• _MATERIAL PROVIDED_
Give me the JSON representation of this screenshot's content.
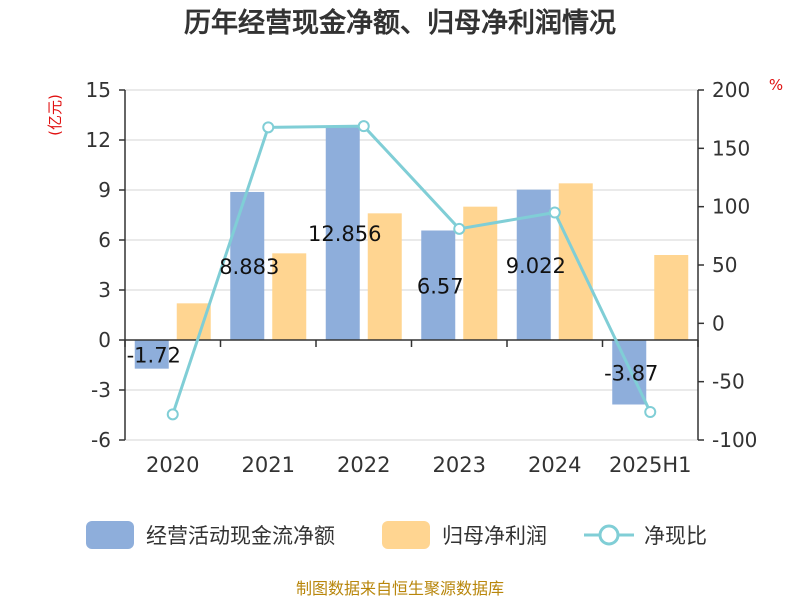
{
  "title": "历年经营现金净额、归母净利润情况",
  "source": "制图数据来自恒生聚源数据库",
  "colors": {
    "cash": "#8eaedb",
    "profit": "#ffd591",
    "ratio": "#80ced6",
    "unit": "#e01010",
    "source": "#b8860b"
  },
  "chart_data": {
    "type": "bar",
    "categories": [
      "2020",
      "2021",
      "2022",
      "2023",
      "2024",
      "2025H1"
    ],
    "left_axis": {
      "unit": "(亿元)",
      "range": [
        -6,
        15
      ],
      "ticks": [
        15,
        12,
        9,
        6,
        3,
        0,
        -3,
        -6
      ]
    },
    "right_axis": {
      "unit": "%",
      "range": [
        -100,
        200
      ],
      "ticks": [
        200,
        150,
        100,
        50,
        0,
        -50,
        -100
      ]
    },
    "series": [
      {
        "name": "经营活动现金流净额",
        "type": "bar",
        "axis": "left",
        "values": [
          -1.72,
          8.883,
          12.856,
          6.57,
          9.022,
          -3.87
        ],
        "labels": [
          "-1.72",
          "8.883",
          "12.856",
          "6.57",
          "9.022",
          "-3.87"
        ]
      },
      {
        "name": "归母净利润",
        "type": "bar",
        "axis": "left",
        "values": [
          2.2,
          5.2,
          7.6,
          8.0,
          9.4,
          5.1
        ]
      },
      {
        "name": "净现比",
        "type": "line",
        "axis": "right",
        "values": [
          -78,
          168,
          169,
          81,
          95,
          -76
        ]
      }
    ],
    "grid": true,
    "legend_position": "bottom"
  }
}
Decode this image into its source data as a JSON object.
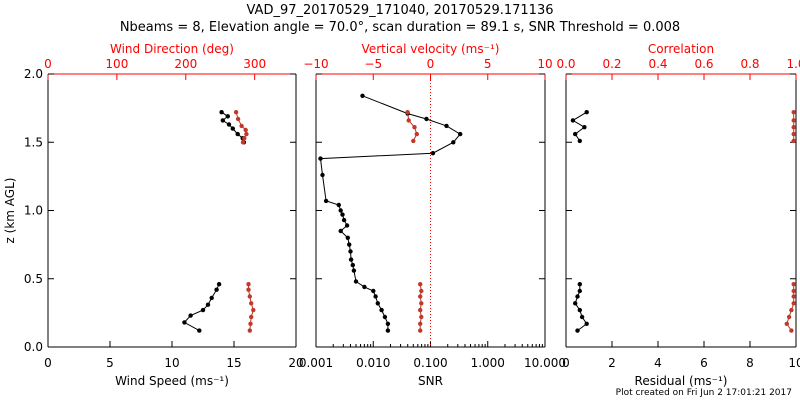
{
  "title_line1": "VAD_97_20170529_171040, 20170529.171136",
  "title_line2": "Nbeams = 8, Elevation angle = 70.0°, scan duration = 89.1 s, SNR Threshold = 0.008",
  "footer": "Plot created on Fri Jun  2 17:01:21 2017",
  "colors": {
    "black": "#000000",
    "red": "#c0392b",
    "axis_red": "#ff0000"
  },
  "chart_data": [
    {
      "type": "line",
      "ylabel": "z (km AGL)",
      "ylim": [
        0,
        2
      ],
      "yticks": [
        "0.0",
        "0.5",
        "1.0",
        "1.5",
        "2.0"
      ],
      "bottom_axis": {
        "label": "Wind Speed (ms⁻¹)",
        "lim": [
          0,
          20
        ],
        "ticks": [
          "0",
          "5",
          "10",
          "15",
          "20"
        ]
      },
      "top_axis": {
        "label": "Wind Direction (deg)",
        "lim": [
          0,
          360
        ],
        "ticks": [
          "0",
          "100",
          "200",
          "300"
        ]
      },
      "series": [
        {
          "axis": "bottom",
          "color": "black",
          "points": [
            [
              12.2,
              0.12
            ],
            [
              11.0,
              0.18
            ],
            [
              11.5,
              0.23
            ],
            [
              12.5,
              0.27
            ],
            [
              12.9,
              0.31
            ],
            [
              13.2,
              0.36
            ],
            [
              13.6,
              0.42
            ],
            [
              13.8,
              0.46
            ],
            [
              14.0,
              1.72
            ],
            [
              14.5,
              1.69
            ],
            [
              14.1,
              1.66
            ],
            [
              14.6,
              1.63
            ],
            [
              14.9,
              1.6
            ],
            [
              15.3,
              1.56
            ],
            [
              15.7,
              1.53
            ],
            [
              15.8,
              1.5
            ]
          ]
        },
        {
          "axis": "top",
          "color": "red",
          "points": [
            [
              293,
              0.12
            ],
            [
              294,
              0.17
            ],
            [
              295,
              0.22
            ],
            [
              298,
              0.27
            ],
            [
              295,
              0.32
            ],
            [
              293,
              0.37
            ],
            [
              291,
              0.42
            ],
            [
              291,
              0.46
            ],
            [
              273,
              1.72
            ],
            [
              276,
              1.67
            ],
            [
              281,
              1.62
            ],
            [
              287,
              1.59
            ],
            [
              288,
              1.56
            ],
            [
              285,
              1.53
            ],
            [
              283,
              1.5
            ]
          ]
        }
      ]
    },
    {
      "type": "line",
      "bottom_axis": {
        "label": "SNR",
        "lim": [
          0.001,
          10
        ],
        "log": true,
        "ticks": [
          "0.001",
          "0.010",
          "0.100",
          "1.000",
          "10.000"
        ]
      },
      "top_axis": {
        "label": "Vertical velocity (ms⁻¹)",
        "lim": [
          -10,
          10
        ],
        "ticks": [
          "−10",
          "−5",
          "0",
          "5",
          "10"
        ],
        "zero_line": true
      },
      "series": [
        {
          "axis": "bottom",
          "color": "black",
          "points": [
            [
              0.018,
              0.12
            ],
            [
              0.018,
              0.17
            ],
            [
              0.016,
              0.22
            ],
            [
              0.014,
              0.27
            ],
            [
              0.012,
              0.32
            ],
            [
              0.011,
              0.37
            ],
            [
              0.01,
              0.41
            ],
            [
              0.007,
              0.44
            ],
            [
              0.005,
              0.48
            ],
            [
              0.0046,
              0.56
            ],
            [
              0.0044,
              0.6
            ],
            [
              0.0041,
              0.64
            ],
            [
              0.004,
              0.7
            ],
            [
              0.0038,
              0.75
            ],
            [
              0.0036,
              0.8
            ],
            [
              0.0027,
              0.85
            ],
            [
              0.0035,
              0.89
            ],
            [
              0.0031,
              0.93
            ],
            [
              0.0029,
              0.97
            ],
            [
              0.0027,
              1.0
            ],
            [
              0.0025,
              1.04
            ],
            [
              0.0015,
              1.07
            ],
            [
              0.0013,
              1.26
            ],
            [
              0.0012,
              1.38
            ],
            [
              0.11,
              1.42
            ],
            [
              0.25,
              1.5
            ],
            [
              0.33,
              1.56
            ],
            [
              0.19,
              1.62
            ],
            [
              0.085,
              1.67
            ],
            [
              0.04,
              1.71
            ],
            [
              0.0065,
              1.84
            ]
          ]
        },
        {
          "axis": "top",
          "color": "red",
          "points": [
            [
              -0.9,
              0.12
            ],
            [
              -0.9,
              0.17
            ],
            [
              -0.8,
              0.22
            ],
            [
              -0.9,
              0.27
            ],
            [
              -0.8,
              0.32
            ],
            [
              -0.9,
              0.37
            ],
            [
              -0.8,
              0.41
            ],
            [
              -0.9,
              0.46
            ],
            [
              -1.5,
              1.51
            ],
            [
              -1.2,
              1.56
            ],
            [
              -1.4,
              1.61
            ],
            [
              -1.9,
              1.66
            ],
            [
              -2.0,
              1.72
            ]
          ]
        }
      ]
    },
    {
      "type": "line",
      "bottom_axis": {
        "label": "Residual (ms⁻¹)",
        "lim": [
          0,
          10
        ],
        "ticks": [
          "0",
          "2",
          "4",
          "6",
          "8",
          "10"
        ]
      },
      "top_axis": {
        "label": "Correlation",
        "lim": [
          0,
          1
        ],
        "ticks": [
          "0.0",
          "0.2",
          "0.4",
          "0.6",
          "0.8",
          "1.0"
        ]
      },
      "series": [
        {
          "axis": "bottom",
          "color": "black",
          "points": [
            [
              0.5,
              0.12
            ],
            [
              0.9,
              0.17
            ],
            [
              0.7,
              0.22
            ],
            [
              0.6,
              0.27
            ],
            [
              0.4,
              0.32
            ],
            [
              0.5,
              0.37
            ],
            [
              0.6,
              0.41
            ],
            [
              0.6,
              0.46
            ],
            [
              0.6,
              1.51
            ],
            [
              0.4,
              1.56
            ],
            [
              0.8,
              1.61
            ],
            [
              0.3,
              1.66
            ],
            [
              0.9,
              1.72
            ]
          ]
        },
        {
          "axis": "top",
          "color": "red",
          "points": [
            [
              0.98,
              0.12
            ],
            [
              0.96,
              0.17
            ],
            [
              0.97,
              0.22
            ],
            [
              0.98,
              0.27
            ],
            [
              0.99,
              0.32
            ],
            [
              0.99,
              0.37
            ],
            [
              0.99,
              0.41
            ],
            [
              0.99,
              0.46
            ],
            [
              0.99,
              1.51
            ],
            [
              0.99,
              1.56
            ],
            [
              0.99,
              1.61
            ],
            [
              0.99,
              1.66
            ],
            [
              0.99,
              1.72
            ]
          ]
        }
      ]
    }
  ]
}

• _DIRECTIONS_
Track down the lines that include the word "Wind" and copy them.

• _FINISHED EXERCISE_
        "label": "Wind Speed (ms⁻¹)",
        "label": "Wind Direction (deg)",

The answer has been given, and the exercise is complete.